» **REQUIRED TASK**
Return the listing word for word, as given.

(Dataset rows)
******

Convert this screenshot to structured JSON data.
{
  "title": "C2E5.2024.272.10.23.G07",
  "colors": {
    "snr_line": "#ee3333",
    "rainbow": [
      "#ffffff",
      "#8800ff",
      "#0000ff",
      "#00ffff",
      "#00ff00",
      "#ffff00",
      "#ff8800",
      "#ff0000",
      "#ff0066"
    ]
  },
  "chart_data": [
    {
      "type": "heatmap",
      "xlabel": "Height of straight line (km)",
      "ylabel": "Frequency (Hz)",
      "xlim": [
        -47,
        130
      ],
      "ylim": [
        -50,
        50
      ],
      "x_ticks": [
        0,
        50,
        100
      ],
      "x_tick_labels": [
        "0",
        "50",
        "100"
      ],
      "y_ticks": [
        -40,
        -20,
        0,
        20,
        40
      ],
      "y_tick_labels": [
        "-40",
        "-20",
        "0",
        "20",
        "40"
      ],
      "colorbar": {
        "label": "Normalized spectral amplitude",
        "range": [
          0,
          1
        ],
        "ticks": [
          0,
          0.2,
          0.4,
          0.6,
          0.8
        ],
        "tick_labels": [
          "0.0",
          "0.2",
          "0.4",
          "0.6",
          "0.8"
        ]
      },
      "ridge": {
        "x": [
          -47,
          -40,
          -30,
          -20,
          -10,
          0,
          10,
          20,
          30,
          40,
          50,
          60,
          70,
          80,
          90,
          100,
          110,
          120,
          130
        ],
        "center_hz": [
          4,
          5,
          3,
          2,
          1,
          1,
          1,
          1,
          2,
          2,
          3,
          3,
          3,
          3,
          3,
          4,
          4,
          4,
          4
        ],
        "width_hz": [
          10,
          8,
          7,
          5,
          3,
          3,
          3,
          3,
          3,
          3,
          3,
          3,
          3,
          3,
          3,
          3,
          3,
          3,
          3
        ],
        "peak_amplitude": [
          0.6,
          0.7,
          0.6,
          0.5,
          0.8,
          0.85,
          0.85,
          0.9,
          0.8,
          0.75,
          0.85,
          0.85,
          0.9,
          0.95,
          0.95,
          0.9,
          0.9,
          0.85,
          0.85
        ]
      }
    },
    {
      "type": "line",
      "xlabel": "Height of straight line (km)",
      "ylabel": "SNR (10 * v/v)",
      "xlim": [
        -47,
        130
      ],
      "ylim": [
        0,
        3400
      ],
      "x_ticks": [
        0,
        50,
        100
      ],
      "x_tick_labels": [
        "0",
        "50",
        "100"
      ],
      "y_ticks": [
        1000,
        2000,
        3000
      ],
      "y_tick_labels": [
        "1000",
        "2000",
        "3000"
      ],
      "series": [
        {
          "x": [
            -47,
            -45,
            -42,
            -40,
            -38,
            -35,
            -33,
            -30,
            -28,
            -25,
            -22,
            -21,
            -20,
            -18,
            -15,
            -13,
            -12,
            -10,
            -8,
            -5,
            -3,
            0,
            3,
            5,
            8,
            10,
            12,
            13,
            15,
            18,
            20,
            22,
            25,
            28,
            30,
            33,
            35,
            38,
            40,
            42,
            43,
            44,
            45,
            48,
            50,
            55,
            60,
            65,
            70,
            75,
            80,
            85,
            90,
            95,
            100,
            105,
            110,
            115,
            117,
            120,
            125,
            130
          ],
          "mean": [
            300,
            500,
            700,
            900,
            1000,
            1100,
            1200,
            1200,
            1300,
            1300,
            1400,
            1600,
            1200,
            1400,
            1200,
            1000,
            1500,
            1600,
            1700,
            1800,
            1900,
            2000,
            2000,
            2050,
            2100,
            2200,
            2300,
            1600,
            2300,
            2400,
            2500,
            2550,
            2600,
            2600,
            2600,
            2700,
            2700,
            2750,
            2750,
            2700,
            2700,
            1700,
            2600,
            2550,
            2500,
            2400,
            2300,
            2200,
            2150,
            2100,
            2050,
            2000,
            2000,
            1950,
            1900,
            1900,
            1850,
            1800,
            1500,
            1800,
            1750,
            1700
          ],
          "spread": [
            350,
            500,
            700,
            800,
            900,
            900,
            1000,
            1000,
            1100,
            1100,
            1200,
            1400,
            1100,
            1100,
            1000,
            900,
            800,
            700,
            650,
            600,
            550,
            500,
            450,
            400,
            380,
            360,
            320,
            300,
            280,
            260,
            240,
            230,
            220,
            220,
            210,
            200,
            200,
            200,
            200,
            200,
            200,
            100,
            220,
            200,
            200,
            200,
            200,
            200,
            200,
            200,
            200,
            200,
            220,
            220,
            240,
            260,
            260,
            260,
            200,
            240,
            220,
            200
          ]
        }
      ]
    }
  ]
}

******

» **SOLUTION**
Convert this screenshot to structured JSON data.
{
  "title": "C2E5.2024.272.10.23.G07",
  "colors": {
    "snr_line": "#ee3333",
    "rainbow": [
      "#ffffff",
      "#8800ff",
      "#0000ff",
      "#00ffff",
      "#00ff00",
      "#ffff00",
      "#ff8800",
      "#ff0000",
      "#ff0066"
    ]
  },
  "chart_data": [
    {
      "type": "heatmap",
      "xlabel": "Height of straight line (km)",
      "ylabel": "Frequency (Hz)",
      "xlim": [
        -47,
        130
      ],
      "ylim": [
        -50,
        50
      ],
      "x_ticks": [
        0,
        50,
        100
      ],
      "x_tick_labels": [
        "0",
        "50",
        "100"
      ],
      "y_ticks": [
        -40,
        -20,
        0,
        20,
        40
      ],
      "y_tick_labels": [
        "-40",
        "-20",
        "0",
        "20",
        "40"
      ],
      "colorbar": {
        "label": "Normalized spectral amplitude",
        "range": [
          0,
          1
        ],
        "ticks": [
          0,
          0.2,
          0.4,
          0.6,
          0.8
        ],
        "tick_labels": [
          "0.0",
          "0.2",
          "0.4",
          "0.6",
          "0.8"
        ]
      },
      "ridge": {
        "x": [
          -47,
          -40,
          -30,
          -20,
          -10,
          0,
          10,
          20,
          30,
          40,
          50,
          60,
          70,
          80,
          90,
          100,
          110,
          120,
          130
        ],
        "center_hz": [
          4,
          5,
          3,
          2,
          1,
          1,
          1,
          1,
          2,
          2,
          3,
          3,
          3,
          3,
          3,
          4,
          4,
          4,
          4
        ],
        "width_hz": [
          10,
          8,
          7,
          5,
          3,
          3,
          3,
          3,
          3,
          3,
          3,
          3,
          3,
          3,
          3,
          3,
          3,
          3,
          3
        ],
        "peak_amplitude": [
          0.6,
          0.7,
          0.6,
          0.5,
          0.8,
          0.85,
          0.85,
          0.9,
          0.8,
          0.75,
          0.85,
          0.85,
          0.9,
          0.95,
          0.95,
          0.9,
          0.9,
          0.85,
          0.85
        ]
      }
    },
    {
      "type": "line",
      "xlabel": "Height of straight line (km)",
      "ylabel": "SNR (10 * v/v)",
      "xlim": [
        -47,
        130
      ],
      "ylim": [
        0,
        3400
      ],
      "x_ticks": [
        0,
        50,
        100
      ],
      "x_tick_labels": [
        "0",
        "50",
        "100"
      ],
      "y_ticks": [
        1000,
        2000,
        3000
      ],
      "y_tick_labels": [
        "1000",
        "2000",
        "3000"
      ],
      "series": [
        {
          "x": [
            -47,
            -45,
            -42,
            -40,
            -38,
            -35,
            -33,
            -30,
            -28,
            -25,
            -22,
            -21,
            -20,
            -18,
            -15,
            -13,
            -12,
            -10,
            -8,
            -5,
            -3,
            0,
            3,
            5,
            8,
            10,
            12,
            13,
            15,
            18,
            20,
            22,
            25,
            28,
            30,
            33,
            35,
            38,
            40,
            42,
            43,
            44,
            45,
            48,
            50,
            55,
            60,
            65,
            70,
            75,
            80,
            85,
            90,
            95,
            100,
            105,
            110,
            115,
            117,
            120,
            125,
            130
          ],
          "mean": [
            300,
            500,
            700,
            900,
            1000,
            1100,
            1200,
            1200,
            1300,
            1300,
            1400,
            1600,
            1200,
            1400,
            1200,
            1000,
            1500,
            1600,
            1700,
            1800,
            1900,
            2000,
            2000,
            2050,
            2100,
            2200,
            2300,
            1600,
            2300,
            2400,
            2500,
            2550,
            2600,
            2600,
            2600,
            2700,
            2700,
            2750,
            2750,
            2700,
            2700,
            1700,
            2600,
            2550,
            2500,
            2400,
            2300,
            2200,
            2150,
            2100,
            2050,
            2000,
            2000,
            1950,
            1900,
            1900,
            1850,
            1800,
            1500,
            1800,
            1750,
            1700
          ],
          "spread": [
            350,
            500,
            700,
            800,
            900,
            900,
            1000,
            1000,
            1100,
            1100,
            1200,
            1400,
            1100,
            1100,
            1000,
            900,
            800,
            700,
            650,
            600,
            550,
            500,
            450,
            400,
            380,
            360,
            320,
            300,
            280,
            260,
            240,
            230,
            220,
            220,
            210,
            200,
            200,
            200,
            200,
            200,
            200,
            100,
            220,
            200,
            200,
            200,
            200,
            200,
            200,
            200,
            200,
            200,
            220,
            220,
            240,
            260,
            260,
            260,
            200,
            240,
            220,
            200
          ]
        }
      ]
    }
  ]
}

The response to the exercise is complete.